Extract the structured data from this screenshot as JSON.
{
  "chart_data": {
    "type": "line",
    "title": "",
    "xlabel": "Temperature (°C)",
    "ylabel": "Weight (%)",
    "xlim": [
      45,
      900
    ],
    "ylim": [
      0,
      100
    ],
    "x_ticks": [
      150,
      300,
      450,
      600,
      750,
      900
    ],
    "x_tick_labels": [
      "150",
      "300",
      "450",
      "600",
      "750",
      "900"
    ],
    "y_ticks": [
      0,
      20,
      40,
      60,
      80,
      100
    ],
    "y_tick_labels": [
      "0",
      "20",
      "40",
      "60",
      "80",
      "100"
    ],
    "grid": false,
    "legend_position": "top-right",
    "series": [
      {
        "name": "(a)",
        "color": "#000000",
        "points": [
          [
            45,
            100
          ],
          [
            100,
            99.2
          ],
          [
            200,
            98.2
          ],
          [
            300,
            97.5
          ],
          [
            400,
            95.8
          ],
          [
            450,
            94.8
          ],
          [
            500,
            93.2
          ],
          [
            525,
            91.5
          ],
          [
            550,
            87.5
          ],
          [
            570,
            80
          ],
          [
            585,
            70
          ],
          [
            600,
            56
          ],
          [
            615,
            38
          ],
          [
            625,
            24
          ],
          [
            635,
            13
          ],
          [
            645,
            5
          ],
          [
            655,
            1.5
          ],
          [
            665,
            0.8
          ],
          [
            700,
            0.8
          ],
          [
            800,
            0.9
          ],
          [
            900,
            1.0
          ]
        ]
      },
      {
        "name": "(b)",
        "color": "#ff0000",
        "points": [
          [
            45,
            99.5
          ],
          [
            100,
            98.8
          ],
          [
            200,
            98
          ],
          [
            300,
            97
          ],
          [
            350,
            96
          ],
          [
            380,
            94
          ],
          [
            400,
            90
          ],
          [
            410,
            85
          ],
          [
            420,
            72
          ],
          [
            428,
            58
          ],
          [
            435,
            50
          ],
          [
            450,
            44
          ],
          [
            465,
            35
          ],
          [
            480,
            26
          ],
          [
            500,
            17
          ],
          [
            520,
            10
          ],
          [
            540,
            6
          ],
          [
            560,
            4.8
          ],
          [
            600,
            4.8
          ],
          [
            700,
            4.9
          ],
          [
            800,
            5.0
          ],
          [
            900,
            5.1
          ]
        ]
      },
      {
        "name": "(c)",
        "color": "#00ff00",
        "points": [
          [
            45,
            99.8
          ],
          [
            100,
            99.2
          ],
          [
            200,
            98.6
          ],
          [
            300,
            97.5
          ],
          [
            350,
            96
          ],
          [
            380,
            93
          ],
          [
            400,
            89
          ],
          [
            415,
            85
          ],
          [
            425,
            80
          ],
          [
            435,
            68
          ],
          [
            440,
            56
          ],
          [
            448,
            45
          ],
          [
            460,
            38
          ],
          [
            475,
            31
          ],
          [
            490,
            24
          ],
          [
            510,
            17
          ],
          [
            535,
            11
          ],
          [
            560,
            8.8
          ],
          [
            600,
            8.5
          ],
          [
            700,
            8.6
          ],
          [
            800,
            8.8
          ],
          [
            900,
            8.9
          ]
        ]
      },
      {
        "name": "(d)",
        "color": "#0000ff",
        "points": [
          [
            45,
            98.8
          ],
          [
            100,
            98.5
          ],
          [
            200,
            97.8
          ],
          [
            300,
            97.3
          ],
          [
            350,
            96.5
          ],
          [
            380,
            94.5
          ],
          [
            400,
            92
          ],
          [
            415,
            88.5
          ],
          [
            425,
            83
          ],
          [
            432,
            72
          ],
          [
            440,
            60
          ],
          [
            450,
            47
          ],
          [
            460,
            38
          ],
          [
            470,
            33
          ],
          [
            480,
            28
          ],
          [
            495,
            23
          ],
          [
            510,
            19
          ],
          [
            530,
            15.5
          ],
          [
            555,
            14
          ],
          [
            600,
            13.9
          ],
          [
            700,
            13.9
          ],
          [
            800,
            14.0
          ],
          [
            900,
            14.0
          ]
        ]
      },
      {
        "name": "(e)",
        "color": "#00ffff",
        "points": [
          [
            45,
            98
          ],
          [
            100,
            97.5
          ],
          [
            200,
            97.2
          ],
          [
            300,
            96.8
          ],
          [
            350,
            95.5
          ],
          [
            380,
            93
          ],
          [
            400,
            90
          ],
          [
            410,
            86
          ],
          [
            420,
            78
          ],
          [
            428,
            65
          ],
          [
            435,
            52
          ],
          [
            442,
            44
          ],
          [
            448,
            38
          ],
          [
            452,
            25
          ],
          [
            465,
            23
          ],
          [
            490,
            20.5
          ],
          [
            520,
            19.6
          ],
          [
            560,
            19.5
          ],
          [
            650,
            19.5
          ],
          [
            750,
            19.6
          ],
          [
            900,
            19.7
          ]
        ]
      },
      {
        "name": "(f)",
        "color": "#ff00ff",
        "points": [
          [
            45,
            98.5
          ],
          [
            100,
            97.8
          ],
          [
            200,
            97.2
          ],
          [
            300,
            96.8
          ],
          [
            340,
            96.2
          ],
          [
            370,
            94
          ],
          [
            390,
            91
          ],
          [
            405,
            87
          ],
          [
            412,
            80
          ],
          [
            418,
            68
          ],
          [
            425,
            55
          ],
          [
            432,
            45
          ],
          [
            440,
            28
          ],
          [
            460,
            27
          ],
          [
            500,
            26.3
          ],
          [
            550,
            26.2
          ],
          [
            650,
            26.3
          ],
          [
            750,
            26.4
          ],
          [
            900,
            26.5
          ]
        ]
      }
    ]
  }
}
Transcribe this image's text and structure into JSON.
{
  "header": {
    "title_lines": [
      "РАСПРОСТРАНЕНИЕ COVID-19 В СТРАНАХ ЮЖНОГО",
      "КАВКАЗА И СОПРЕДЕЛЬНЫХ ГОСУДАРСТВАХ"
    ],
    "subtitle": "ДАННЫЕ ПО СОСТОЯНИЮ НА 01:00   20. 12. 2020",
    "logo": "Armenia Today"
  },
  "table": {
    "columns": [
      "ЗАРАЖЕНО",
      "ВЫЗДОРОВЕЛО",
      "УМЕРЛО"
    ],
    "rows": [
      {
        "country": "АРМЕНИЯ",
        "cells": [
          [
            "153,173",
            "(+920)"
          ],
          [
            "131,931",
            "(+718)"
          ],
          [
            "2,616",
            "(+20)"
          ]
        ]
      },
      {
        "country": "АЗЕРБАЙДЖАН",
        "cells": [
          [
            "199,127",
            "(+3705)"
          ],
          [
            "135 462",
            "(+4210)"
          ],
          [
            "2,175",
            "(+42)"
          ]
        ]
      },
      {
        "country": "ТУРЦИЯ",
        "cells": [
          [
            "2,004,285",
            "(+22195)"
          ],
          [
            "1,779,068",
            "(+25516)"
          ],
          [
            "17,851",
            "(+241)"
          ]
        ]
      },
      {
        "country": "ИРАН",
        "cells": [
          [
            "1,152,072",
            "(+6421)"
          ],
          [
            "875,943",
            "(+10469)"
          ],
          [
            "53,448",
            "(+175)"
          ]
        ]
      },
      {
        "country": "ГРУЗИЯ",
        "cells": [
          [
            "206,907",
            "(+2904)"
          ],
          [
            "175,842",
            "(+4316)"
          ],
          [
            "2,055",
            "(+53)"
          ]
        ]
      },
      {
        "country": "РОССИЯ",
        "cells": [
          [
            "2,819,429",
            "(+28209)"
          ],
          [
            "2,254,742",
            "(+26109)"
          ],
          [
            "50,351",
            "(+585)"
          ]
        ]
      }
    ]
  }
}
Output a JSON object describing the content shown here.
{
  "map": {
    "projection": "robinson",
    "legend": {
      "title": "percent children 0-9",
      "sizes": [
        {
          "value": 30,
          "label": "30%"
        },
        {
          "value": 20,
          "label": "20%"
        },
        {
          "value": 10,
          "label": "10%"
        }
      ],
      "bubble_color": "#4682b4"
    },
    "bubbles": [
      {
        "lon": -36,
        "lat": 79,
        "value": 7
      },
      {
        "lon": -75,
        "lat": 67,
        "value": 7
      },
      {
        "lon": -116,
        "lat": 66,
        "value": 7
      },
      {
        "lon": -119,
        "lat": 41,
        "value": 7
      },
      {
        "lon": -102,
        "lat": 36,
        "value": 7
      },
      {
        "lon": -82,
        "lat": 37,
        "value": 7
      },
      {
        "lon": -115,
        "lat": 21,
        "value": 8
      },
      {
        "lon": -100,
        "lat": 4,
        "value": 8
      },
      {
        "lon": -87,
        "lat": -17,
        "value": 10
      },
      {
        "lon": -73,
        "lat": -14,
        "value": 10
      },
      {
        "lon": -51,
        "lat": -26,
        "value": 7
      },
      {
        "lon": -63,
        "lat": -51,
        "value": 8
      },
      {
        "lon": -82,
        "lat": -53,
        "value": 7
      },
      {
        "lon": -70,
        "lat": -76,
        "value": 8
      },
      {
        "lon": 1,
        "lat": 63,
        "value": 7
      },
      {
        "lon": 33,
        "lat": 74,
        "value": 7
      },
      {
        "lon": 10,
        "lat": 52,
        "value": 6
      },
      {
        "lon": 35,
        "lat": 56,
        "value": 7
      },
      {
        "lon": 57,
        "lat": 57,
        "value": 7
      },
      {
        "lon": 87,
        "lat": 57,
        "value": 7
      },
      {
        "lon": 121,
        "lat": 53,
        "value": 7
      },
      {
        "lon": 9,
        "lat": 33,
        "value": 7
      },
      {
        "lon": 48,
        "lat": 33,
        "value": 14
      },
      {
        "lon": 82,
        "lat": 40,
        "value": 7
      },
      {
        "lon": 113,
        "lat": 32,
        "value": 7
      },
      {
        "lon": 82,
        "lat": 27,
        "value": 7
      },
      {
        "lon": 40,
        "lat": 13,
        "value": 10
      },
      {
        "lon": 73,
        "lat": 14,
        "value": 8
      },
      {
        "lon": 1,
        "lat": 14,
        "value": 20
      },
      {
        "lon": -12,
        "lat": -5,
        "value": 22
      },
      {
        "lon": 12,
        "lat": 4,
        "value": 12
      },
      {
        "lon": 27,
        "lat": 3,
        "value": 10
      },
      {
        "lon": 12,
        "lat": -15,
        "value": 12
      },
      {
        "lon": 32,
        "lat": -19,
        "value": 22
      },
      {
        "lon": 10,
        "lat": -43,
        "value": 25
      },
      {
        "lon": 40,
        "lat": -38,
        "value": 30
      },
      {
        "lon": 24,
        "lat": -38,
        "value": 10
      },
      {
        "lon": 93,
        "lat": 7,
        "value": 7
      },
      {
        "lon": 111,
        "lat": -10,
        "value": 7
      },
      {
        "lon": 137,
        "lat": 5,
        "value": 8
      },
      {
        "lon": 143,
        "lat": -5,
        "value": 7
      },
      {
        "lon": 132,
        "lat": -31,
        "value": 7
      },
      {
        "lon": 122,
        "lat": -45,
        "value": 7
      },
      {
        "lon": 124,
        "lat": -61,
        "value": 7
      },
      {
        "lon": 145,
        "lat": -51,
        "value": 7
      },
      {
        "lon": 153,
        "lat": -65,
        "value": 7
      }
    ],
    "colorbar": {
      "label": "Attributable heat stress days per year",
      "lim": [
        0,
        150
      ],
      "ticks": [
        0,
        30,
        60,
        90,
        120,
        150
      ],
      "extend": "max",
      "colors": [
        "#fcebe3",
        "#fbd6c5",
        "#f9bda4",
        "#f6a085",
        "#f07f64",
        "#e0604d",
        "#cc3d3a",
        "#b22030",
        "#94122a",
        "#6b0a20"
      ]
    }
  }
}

....

_What the exercise asks_
Using the material above, report each line where "this" occurs.

_Problem solution_
Extract the structured data from this screenshot as JSON.
Transcribe this image's text and structure into JSON.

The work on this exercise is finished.